:: LISTING
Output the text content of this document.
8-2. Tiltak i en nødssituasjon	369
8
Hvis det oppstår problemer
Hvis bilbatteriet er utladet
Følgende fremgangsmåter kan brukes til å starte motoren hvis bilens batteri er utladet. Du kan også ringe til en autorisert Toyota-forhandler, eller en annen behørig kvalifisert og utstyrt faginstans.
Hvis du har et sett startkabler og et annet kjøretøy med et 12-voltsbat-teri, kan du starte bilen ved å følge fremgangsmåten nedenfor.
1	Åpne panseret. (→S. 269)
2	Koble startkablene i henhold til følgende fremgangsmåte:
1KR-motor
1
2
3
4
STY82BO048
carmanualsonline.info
::::
AIM
From the entries above, extract every line where the word "starte" appears.

TASK ANSWER
Følgende fremgangsmåter kan brukes til å starte motoren hvis bilens batteri er utladet. Du kan også ringe til en autorisert Toyota-forhandler, eller en annen behørig kvalifisert og utstyrt faginstans.
Hvis du har et sett startkabler og et annet kjøretøy med et 12-voltsbat-teri, kan du starte bilen ved å følge fremgangsmåten nedenfor.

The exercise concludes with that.